> _CHALLENGE_: Repeat the records word for word, excluding any picture.

*** DATASET RECORDS

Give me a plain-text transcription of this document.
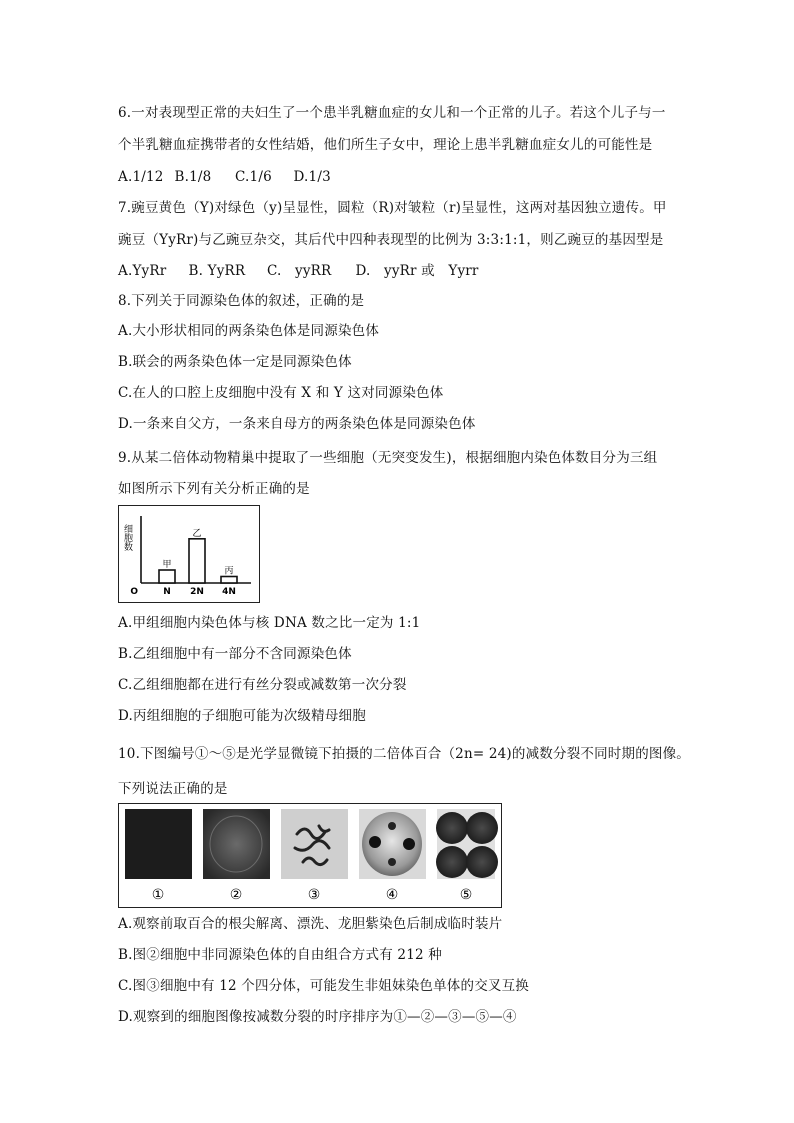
6.一对表现型正常的夫妇生了一个患半乳糖血症的女儿和一个正常的儿子。若这个儿子与一
个半乳糖血症携带者的女性结婚，他们所生子女中，理论上患半乳糖血症女儿的可能性是
A.1/12 B.1/8 C.1/6 D.1/3
7.豌豆黄色（Y)对绿色（y)呈显性，圆粒（R)对皱粒（r)呈显性，这两对基因独立遗传。甲
豌豆（YyRr)与乙豌豆杂交，其后代中四种表现型的比例为 3:3:1:1，则乙豌豆的基因型是
A.YyRr B. YyRR C.   yyRR D.   yyRr 或   Yyrr
8.下列关于同源染色体的叙述，正确的是
A.大小形状相同的两条染色体是同源染色体
B.联会的两条染色体一定是同源染色体
C.在人的口腔上皮细胞中没有 X 和 Y 这对同源染色体
D.一条来自父方，一条来自母方的两条染色体是同源染色体
9.从某二倍体动物精巢中提取了一些细胞（无突变发生)，根据细胞内染色体数目分为三组
如图所示下列有关分析正确的是
细胞数
O
甲
N
乙
2N
丙
4N
A.甲组细胞内染色体与核 DNA 数之比一定为 1:1
B.乙组细胞中有一部分不含同源染色体
C.乙组细胞都在进行有丝分裂或减数第一次分裂
D.丙组细胞的子细胞可能为次级精母细胞
10.下图编号①～⑤是光学显微镜下拍摄的二倍体百合（2n= 24)的减数分裂不同时期的图像。
下列说法正确的是
①	②	③	④	⑤
A.观察前取百合的根尖解离、漂洗、龙胆紫染色后制成临时装片
B.图②细胞中非同源染色体的自由组合方式有 212 种
C.图③细胞中有 12 个四分体，可能发生非姐妹染色单体的交叉互换
D.观察到的细胞图像按减数分裂的时序排序为①—②—③—⑤—④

******

> _FINISHED EXERCISE_:
Give me a plain-text transcription of this document.
6.一对表现型正常的夫妇生了一个患半乳糖血症的女儿和一个正常的儿子。若这个儿子与一
个半乳糖血症携带者的女性结婚，他们所生子女中，理论上患半乳糖血症女儿的可能性是
A.1/12 B.1/8 C.1/6 D.1/3
7.豌豆黄色（Y)对绿色（y)呈显性，圆粒（R)对皱粒（r)呈显性，这两对基因独立遗传。甲
豌豆（YyRr)与乙豌豆杂交，其后代中四种表现型的比例为 3:3:1:1，则乙豌豆的基因型是
A.YyRr B. YyRR C.   yyRR D.   yyRr 或   Yyrr
8.下列关于同源染色体的叙述，正确的是
A.大小形状相同的两条染色体是同源染色体
B.联会的两条染色体一定是同源染色体
C.在人的口腔上皮细胞中没有 X 和 Y 这对同源染色体
D.一条来自父方，一条来自母方的两条染色体是同源染色体
9.从某二倍体动物精巢中提取了一些细胞（无突变发生)，根据细胞内染色体数目分为三组
如图所示下列有关分析正确的是
细胞数
O
甲
N
乙
2N
丙
4N
A.甲组细胞内染色体与核 DNA 数之比一定为 1:1
B.乙组细胞中有一部分不含同源染色体
C.乙组细胞都在进行有丝分裂或减数第一次分裂
D.丙组细胞的子细胞可能为次级精母细胞
10.下图编号①～⑤是光学显微镜下拍摄的二倍体百合（2n= 24)的减数分裂不同时期的图像。
下列说法正确的是
①	②	③	④	⑤
A.观察前取百合的根尖解离、漂洗、龙胆紫染色后制成临时装片
B.图②细胞中非同源染色体的自由组合方式有 212 种
C.图③细胞中有 12 个四分体，可能发生非姐妹染色单体的交叉互换
D.观察到的细胞图像按减数分裂的时序排序为①—②—③—⑤—④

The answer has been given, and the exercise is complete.